-------- Entries provided --------

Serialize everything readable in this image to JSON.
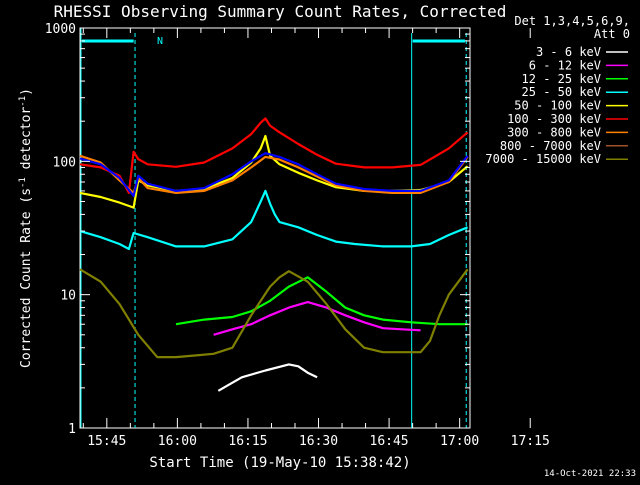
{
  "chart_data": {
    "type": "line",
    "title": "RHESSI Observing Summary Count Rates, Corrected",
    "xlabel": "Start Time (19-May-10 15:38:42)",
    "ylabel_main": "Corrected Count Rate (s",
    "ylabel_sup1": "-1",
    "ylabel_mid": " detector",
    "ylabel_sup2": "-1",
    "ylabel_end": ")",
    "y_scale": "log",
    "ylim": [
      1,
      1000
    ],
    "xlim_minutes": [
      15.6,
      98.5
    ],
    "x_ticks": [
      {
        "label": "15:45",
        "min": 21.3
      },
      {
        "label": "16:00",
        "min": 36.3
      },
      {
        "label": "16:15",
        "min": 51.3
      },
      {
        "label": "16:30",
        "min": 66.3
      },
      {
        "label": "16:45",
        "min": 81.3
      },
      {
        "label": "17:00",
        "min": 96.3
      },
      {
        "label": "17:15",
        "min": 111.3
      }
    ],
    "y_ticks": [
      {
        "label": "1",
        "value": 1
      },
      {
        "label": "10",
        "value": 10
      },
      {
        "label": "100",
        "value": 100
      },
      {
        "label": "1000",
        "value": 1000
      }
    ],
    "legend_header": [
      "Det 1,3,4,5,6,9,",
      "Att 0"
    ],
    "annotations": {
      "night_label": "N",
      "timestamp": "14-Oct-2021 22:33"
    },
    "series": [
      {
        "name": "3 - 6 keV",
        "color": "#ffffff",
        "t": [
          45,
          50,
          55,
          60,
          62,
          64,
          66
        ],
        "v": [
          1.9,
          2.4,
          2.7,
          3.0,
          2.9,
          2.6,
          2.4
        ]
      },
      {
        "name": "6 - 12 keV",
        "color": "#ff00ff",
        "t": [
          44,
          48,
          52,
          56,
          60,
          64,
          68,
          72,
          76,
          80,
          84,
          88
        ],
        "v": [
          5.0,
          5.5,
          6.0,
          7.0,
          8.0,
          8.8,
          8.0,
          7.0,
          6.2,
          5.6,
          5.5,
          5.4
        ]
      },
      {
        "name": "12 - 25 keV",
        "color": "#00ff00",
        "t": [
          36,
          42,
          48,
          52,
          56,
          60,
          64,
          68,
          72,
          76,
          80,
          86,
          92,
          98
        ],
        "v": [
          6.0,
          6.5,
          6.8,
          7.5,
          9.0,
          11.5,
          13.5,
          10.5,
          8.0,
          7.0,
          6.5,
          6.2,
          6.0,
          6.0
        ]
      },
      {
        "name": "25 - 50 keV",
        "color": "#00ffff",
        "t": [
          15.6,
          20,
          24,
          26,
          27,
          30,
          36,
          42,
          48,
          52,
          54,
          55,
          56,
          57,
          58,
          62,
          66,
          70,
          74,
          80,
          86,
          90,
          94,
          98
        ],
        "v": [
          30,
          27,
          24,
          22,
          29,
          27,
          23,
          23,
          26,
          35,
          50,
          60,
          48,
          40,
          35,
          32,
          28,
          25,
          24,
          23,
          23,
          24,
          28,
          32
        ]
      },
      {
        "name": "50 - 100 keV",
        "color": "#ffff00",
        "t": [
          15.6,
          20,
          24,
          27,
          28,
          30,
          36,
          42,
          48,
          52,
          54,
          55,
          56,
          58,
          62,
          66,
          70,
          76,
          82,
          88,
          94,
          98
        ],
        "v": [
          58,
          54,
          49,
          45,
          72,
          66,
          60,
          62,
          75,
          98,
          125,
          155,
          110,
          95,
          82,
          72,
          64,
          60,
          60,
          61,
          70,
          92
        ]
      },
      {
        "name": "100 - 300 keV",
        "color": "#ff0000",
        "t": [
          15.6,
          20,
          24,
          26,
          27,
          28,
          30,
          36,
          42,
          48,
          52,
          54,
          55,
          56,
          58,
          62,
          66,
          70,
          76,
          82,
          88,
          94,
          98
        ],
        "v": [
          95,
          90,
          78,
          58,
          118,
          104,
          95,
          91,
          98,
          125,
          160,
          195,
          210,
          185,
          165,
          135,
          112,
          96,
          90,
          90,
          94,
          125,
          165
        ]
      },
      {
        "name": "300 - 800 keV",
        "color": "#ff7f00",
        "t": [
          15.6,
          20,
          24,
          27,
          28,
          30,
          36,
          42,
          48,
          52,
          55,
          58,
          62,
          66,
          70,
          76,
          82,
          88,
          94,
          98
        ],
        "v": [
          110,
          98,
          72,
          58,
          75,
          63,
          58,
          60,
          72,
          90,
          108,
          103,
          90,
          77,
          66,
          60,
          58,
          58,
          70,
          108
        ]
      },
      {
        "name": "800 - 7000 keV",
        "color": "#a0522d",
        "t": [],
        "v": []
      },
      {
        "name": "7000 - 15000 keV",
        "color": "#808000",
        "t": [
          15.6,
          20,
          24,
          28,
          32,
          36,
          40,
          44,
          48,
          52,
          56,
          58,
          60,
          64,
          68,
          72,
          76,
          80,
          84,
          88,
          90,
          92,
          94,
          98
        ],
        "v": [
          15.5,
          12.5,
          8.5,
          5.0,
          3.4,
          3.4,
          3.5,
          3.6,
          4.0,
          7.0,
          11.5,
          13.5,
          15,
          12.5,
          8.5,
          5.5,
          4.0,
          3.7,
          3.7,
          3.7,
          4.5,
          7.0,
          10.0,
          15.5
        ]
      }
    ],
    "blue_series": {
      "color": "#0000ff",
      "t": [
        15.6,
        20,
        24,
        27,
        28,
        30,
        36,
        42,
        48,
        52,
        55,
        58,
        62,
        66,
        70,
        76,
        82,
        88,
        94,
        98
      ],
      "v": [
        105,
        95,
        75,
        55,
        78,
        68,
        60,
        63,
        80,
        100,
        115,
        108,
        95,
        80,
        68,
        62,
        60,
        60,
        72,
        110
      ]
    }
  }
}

--------
-------- Entries provided --------

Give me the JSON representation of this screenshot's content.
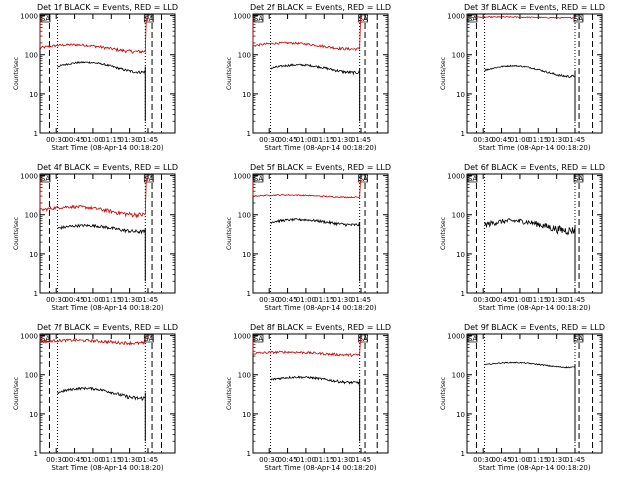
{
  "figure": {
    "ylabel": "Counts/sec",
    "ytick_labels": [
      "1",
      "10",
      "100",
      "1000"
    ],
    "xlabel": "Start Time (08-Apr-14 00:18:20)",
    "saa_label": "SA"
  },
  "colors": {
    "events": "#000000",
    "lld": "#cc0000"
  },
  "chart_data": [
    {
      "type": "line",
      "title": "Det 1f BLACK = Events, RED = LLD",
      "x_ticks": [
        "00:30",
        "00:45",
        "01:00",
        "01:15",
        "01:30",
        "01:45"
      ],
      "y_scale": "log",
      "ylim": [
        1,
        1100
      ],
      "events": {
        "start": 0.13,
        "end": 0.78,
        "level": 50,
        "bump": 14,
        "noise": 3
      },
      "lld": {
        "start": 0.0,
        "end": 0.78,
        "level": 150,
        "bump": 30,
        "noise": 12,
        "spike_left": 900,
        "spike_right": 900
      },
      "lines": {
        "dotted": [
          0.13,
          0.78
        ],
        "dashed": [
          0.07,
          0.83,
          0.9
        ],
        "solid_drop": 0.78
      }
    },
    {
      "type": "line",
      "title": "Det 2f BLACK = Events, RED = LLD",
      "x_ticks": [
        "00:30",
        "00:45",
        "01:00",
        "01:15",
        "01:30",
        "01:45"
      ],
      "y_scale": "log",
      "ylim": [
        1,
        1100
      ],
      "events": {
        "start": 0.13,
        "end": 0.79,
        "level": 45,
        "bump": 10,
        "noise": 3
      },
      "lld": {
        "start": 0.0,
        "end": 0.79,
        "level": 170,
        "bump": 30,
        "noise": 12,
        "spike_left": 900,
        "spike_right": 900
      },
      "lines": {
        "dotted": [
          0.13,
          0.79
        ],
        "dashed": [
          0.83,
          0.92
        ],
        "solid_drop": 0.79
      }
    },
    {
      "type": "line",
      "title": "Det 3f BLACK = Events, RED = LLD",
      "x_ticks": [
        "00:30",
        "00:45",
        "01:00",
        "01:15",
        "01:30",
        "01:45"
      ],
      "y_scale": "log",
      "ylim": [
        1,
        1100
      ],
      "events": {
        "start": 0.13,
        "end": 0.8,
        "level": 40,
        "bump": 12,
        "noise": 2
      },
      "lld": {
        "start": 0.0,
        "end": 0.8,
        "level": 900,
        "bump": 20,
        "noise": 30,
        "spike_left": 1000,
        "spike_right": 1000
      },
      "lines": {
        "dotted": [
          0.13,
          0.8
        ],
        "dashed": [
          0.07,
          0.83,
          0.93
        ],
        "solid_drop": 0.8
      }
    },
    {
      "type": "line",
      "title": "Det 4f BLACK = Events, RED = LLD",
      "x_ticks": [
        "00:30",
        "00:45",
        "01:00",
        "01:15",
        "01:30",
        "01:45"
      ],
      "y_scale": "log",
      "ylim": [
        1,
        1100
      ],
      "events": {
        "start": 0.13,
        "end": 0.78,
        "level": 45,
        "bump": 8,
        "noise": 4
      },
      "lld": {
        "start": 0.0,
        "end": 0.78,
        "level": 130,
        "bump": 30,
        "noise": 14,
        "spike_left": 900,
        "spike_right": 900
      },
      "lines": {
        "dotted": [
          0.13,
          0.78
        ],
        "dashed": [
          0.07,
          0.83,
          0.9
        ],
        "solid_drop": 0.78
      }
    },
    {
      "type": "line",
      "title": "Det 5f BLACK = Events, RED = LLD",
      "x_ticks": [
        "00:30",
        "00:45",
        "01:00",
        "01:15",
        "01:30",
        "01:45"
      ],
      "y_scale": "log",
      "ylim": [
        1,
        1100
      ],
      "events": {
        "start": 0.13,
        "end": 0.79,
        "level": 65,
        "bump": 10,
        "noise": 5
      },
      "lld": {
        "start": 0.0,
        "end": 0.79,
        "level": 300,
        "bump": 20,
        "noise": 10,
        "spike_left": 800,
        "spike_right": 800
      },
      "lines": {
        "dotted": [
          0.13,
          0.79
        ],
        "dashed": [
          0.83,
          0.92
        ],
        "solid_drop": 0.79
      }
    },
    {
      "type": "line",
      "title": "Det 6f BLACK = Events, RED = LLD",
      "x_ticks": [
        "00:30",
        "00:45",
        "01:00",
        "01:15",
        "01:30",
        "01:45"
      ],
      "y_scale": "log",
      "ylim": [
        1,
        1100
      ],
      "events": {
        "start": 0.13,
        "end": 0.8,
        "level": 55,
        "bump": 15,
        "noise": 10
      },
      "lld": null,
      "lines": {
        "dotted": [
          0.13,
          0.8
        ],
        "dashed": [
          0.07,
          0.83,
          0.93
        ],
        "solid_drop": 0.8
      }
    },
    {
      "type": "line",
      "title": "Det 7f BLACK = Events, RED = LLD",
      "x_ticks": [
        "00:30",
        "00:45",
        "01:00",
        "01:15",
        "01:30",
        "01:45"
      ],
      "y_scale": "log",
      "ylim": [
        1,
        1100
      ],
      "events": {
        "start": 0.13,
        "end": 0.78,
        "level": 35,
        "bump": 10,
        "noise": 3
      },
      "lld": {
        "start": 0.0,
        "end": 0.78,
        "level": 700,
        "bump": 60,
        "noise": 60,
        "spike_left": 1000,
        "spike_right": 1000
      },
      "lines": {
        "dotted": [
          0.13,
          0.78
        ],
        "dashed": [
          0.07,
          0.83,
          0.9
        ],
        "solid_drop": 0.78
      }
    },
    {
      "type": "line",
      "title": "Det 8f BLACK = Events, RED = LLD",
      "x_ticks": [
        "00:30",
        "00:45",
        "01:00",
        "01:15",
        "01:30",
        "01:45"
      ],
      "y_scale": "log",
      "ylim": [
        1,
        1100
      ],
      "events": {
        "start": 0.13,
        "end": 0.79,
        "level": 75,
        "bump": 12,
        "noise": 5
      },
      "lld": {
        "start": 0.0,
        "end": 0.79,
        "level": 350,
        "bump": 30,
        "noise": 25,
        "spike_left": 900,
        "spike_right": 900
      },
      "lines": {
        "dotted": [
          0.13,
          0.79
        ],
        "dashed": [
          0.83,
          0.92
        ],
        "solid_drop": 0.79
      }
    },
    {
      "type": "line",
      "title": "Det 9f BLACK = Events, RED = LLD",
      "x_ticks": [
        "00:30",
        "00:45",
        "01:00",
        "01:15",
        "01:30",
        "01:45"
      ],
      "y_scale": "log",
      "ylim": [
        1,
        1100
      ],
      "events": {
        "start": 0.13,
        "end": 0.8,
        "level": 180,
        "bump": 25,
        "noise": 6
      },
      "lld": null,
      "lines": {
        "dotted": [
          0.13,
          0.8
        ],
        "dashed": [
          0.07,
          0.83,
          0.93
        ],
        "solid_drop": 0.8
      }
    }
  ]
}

--------

Problem description:
List every line above containing the word "Corrected".

Response below:
    "title": "RHESSI Observing Summary Count Rates, Corrected",
    "ylabel_main": "Corrected Count Rate (s",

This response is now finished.